-------- Available data

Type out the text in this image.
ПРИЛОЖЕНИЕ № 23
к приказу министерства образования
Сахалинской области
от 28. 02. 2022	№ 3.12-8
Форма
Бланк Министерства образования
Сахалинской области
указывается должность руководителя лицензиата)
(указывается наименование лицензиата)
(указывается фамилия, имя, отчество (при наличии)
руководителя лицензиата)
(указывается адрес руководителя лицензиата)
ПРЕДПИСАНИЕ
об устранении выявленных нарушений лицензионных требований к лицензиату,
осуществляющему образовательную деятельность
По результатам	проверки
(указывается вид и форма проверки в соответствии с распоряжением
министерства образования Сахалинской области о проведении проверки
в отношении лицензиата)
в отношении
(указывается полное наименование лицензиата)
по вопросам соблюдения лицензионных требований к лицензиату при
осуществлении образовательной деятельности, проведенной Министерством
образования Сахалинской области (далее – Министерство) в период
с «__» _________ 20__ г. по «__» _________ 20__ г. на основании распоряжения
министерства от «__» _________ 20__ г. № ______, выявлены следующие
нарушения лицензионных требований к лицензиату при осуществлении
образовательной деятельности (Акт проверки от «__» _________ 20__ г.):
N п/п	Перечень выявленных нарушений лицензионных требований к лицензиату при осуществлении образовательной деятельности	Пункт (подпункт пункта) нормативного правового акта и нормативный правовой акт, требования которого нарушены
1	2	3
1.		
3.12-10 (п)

----------------

In the entries above, count every line containing the word "отношении". Write only the total.

_Exercise solution:_ 2